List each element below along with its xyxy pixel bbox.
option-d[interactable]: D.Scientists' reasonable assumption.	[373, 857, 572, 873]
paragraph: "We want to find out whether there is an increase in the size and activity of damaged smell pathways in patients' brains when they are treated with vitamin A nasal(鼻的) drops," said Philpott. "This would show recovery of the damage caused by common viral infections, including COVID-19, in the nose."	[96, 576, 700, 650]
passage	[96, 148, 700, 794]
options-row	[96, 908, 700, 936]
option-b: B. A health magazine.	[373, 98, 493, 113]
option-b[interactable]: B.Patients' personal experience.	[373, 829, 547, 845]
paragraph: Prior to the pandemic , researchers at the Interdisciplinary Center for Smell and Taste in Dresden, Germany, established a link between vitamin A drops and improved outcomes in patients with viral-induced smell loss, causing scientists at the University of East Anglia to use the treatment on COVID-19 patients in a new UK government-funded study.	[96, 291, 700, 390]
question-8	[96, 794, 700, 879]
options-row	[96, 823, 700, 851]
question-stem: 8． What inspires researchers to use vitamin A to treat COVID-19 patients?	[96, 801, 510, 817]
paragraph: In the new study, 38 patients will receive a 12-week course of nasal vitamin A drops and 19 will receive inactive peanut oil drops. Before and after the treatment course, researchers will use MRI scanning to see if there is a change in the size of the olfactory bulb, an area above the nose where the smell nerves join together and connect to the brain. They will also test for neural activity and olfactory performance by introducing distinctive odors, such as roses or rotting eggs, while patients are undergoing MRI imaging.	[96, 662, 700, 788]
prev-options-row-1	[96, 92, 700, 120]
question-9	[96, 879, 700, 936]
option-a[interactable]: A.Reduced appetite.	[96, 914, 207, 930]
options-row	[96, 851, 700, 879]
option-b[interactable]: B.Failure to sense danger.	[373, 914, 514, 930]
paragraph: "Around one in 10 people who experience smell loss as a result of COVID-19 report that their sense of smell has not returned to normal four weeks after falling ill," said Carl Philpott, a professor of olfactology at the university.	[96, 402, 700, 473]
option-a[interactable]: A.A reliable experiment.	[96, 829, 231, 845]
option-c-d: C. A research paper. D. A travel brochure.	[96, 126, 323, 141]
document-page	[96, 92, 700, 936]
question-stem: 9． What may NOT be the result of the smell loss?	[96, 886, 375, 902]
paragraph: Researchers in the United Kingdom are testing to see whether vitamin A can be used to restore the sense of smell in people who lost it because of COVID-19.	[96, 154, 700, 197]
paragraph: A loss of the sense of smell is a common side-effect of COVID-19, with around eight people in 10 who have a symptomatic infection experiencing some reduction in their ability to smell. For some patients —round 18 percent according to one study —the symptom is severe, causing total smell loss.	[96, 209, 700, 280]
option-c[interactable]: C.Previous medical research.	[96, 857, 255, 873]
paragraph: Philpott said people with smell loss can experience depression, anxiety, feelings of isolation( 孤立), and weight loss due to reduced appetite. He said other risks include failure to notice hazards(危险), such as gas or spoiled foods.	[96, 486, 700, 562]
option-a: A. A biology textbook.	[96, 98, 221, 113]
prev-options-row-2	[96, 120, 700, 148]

====================

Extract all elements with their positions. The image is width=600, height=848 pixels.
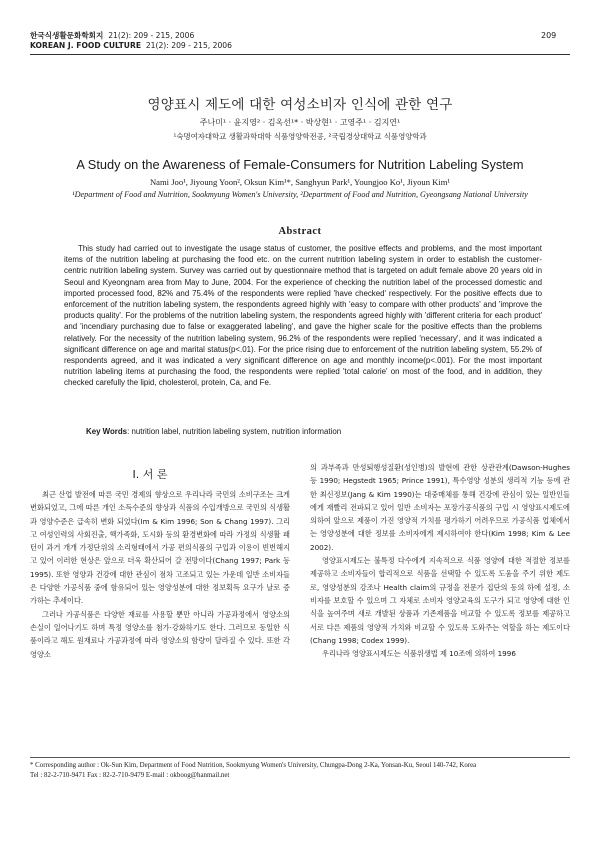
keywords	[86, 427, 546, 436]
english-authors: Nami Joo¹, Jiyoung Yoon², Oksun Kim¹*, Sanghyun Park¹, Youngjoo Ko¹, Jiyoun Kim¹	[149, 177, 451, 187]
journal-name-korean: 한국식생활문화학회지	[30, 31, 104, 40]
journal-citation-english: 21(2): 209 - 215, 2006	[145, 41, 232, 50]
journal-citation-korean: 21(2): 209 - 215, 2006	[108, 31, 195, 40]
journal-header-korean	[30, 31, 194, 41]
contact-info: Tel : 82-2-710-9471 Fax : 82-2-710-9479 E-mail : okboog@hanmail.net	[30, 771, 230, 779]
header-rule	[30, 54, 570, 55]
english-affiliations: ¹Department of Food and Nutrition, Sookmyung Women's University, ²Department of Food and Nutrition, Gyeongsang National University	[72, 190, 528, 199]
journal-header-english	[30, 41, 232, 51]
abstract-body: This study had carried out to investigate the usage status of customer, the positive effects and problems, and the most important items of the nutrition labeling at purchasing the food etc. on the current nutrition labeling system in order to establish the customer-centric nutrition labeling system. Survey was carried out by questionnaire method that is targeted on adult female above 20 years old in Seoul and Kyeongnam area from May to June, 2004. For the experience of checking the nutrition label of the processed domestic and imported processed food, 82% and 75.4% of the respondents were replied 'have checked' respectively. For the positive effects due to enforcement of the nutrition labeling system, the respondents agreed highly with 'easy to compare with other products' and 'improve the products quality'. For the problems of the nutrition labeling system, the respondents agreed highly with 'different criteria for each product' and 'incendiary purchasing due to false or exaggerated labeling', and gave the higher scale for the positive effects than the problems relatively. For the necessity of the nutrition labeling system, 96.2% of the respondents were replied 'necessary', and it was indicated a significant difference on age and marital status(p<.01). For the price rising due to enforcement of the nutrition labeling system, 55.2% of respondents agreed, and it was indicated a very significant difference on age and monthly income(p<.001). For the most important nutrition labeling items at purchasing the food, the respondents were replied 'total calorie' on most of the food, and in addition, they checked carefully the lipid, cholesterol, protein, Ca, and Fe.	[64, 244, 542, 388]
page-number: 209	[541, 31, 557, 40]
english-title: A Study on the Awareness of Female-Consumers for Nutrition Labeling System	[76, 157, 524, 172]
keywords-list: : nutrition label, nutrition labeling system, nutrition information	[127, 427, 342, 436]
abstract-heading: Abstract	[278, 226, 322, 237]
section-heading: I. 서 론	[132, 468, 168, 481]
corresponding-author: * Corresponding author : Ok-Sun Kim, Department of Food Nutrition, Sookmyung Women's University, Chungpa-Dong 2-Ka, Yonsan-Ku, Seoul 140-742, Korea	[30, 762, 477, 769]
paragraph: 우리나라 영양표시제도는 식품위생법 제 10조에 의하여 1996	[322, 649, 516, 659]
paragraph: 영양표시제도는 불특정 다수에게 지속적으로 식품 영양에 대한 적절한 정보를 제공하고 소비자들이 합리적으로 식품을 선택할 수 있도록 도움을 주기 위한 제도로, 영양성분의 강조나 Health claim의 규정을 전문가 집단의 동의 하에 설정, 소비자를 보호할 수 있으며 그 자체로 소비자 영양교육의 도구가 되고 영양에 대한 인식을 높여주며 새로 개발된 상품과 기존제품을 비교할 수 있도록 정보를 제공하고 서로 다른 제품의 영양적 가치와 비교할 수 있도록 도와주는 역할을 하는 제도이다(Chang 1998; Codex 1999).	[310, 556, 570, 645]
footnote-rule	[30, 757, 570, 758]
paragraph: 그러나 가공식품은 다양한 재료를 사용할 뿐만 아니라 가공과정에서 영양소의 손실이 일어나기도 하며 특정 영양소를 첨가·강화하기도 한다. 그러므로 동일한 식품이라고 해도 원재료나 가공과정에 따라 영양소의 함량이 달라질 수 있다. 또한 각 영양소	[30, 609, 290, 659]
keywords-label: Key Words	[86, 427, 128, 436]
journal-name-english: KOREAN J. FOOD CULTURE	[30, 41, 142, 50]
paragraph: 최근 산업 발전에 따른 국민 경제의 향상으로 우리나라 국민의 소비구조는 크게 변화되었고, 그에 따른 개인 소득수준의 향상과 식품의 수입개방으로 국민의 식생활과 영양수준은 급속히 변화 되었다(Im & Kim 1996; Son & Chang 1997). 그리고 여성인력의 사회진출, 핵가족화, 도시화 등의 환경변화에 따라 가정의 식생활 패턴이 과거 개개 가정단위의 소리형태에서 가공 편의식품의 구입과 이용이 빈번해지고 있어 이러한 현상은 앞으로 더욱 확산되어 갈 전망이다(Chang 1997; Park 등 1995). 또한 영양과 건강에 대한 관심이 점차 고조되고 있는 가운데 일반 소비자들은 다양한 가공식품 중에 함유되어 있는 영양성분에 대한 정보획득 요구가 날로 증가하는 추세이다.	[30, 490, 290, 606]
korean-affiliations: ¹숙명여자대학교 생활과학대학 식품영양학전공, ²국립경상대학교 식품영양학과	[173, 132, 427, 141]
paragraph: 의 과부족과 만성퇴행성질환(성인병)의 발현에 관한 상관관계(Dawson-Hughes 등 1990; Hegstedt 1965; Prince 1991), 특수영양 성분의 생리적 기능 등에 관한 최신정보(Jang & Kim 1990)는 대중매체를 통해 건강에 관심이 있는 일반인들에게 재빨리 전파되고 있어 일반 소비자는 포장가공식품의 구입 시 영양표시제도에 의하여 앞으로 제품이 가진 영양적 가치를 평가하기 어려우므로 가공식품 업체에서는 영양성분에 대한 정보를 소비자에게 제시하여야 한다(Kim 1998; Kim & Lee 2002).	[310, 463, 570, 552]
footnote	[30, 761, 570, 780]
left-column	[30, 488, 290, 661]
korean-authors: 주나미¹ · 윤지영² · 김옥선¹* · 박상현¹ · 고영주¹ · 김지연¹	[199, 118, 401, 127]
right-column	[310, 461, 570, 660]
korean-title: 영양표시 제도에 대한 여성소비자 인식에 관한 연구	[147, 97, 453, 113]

====================

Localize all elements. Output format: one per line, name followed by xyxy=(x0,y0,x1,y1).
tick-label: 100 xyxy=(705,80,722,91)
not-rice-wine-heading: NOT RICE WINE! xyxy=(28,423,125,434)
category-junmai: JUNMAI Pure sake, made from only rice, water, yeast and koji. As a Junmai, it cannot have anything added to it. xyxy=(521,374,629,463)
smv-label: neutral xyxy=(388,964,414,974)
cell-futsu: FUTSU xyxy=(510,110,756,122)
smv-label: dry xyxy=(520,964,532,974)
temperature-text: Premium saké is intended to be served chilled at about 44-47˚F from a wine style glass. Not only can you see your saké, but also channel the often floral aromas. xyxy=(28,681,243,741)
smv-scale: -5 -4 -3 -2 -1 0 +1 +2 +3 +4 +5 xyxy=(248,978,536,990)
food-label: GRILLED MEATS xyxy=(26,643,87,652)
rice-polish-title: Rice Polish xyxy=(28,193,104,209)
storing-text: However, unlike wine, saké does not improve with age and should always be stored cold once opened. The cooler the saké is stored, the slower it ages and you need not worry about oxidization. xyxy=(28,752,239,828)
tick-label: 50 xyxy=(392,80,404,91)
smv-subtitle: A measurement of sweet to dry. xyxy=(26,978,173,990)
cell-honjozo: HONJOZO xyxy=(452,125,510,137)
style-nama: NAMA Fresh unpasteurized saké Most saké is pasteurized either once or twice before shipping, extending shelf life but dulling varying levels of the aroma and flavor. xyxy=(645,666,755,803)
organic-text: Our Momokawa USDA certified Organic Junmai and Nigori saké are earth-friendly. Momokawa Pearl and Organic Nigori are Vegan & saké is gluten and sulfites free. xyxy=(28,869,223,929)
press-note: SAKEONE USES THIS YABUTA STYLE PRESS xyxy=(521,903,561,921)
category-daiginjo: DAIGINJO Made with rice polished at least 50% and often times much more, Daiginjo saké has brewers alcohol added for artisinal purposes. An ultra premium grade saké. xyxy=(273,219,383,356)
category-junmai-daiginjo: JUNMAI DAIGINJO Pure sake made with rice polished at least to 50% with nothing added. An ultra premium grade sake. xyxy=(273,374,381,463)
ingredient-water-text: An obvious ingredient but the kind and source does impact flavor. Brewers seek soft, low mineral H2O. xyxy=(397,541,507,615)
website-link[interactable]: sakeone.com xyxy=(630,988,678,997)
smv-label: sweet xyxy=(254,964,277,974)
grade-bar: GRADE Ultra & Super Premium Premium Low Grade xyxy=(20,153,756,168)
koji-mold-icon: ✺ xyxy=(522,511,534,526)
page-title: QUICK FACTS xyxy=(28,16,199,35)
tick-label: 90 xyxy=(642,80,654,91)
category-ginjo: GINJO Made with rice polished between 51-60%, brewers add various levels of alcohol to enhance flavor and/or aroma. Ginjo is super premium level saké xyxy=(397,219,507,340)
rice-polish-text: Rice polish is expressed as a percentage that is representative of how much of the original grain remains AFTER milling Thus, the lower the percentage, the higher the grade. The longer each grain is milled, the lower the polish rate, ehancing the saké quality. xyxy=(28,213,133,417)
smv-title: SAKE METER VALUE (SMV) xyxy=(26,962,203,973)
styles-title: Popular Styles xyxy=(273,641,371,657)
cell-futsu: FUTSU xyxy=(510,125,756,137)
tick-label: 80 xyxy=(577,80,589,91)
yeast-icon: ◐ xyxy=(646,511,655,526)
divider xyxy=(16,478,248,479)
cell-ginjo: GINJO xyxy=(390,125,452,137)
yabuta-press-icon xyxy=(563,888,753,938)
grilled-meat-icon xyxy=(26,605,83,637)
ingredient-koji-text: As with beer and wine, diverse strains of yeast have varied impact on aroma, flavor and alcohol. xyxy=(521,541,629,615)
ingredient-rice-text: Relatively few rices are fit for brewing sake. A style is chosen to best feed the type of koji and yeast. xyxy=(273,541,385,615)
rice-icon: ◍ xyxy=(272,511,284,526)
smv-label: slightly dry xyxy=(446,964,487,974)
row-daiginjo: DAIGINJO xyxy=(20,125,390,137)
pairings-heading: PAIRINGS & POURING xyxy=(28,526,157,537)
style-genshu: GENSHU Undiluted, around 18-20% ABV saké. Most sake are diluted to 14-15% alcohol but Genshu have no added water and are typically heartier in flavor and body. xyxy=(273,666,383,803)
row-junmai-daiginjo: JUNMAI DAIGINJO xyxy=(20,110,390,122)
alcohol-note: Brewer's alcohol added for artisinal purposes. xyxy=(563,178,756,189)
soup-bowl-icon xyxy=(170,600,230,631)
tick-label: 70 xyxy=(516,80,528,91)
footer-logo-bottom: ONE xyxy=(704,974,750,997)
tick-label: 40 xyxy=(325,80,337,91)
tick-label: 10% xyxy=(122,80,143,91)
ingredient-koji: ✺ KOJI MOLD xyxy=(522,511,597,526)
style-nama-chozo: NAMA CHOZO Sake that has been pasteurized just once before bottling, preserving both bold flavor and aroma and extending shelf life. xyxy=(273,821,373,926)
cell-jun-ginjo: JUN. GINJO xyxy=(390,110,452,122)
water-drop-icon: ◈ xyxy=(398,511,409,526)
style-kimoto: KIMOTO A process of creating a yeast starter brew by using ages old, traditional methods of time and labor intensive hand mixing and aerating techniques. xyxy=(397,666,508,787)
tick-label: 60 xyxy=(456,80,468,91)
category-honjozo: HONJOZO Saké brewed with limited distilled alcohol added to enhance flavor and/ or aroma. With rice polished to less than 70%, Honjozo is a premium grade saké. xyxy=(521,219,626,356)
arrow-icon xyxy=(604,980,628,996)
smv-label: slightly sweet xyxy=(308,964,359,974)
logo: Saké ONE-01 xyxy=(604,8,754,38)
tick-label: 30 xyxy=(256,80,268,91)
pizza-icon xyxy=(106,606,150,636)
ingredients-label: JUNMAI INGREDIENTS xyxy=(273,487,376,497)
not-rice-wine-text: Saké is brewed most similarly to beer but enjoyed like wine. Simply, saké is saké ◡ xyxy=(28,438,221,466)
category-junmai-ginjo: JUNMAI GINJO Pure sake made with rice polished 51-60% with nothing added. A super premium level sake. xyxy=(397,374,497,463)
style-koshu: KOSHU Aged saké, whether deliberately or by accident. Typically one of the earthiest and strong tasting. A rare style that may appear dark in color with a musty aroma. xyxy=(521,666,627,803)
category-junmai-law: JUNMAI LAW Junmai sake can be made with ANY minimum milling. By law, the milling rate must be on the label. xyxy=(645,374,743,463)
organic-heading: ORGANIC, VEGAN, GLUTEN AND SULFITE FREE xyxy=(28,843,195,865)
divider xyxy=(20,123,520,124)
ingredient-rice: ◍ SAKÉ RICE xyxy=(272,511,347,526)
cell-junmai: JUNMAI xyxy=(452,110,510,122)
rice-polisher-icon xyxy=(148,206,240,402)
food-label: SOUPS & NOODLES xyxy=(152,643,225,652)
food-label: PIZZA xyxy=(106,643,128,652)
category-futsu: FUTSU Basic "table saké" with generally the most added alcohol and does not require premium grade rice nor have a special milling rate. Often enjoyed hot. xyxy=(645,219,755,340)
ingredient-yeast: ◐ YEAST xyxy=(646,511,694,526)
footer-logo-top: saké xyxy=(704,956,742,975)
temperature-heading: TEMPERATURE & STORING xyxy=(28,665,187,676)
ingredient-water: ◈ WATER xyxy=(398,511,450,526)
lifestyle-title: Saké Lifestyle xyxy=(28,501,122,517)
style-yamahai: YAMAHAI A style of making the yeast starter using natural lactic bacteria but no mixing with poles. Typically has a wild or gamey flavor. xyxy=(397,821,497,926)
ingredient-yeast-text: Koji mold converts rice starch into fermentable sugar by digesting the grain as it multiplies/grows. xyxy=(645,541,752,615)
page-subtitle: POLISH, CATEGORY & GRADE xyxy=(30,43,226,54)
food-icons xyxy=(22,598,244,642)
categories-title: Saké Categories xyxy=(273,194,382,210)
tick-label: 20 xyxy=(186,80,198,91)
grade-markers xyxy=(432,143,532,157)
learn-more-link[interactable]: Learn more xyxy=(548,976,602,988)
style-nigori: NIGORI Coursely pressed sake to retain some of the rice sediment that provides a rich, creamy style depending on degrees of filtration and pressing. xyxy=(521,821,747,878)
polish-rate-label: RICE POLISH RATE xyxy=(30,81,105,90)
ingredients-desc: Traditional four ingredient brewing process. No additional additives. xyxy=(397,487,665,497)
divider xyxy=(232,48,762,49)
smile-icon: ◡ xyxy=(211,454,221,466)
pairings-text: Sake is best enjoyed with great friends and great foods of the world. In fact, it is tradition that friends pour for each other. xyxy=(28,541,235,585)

====================

Every line above that includes the string "elements" needs to be copied.

Extract all elements with their positions. The image is width=600, height=848 pixels.
Localize all elements. Output format: one per line, name followed by xyxy=(x0,y0,x1,y1).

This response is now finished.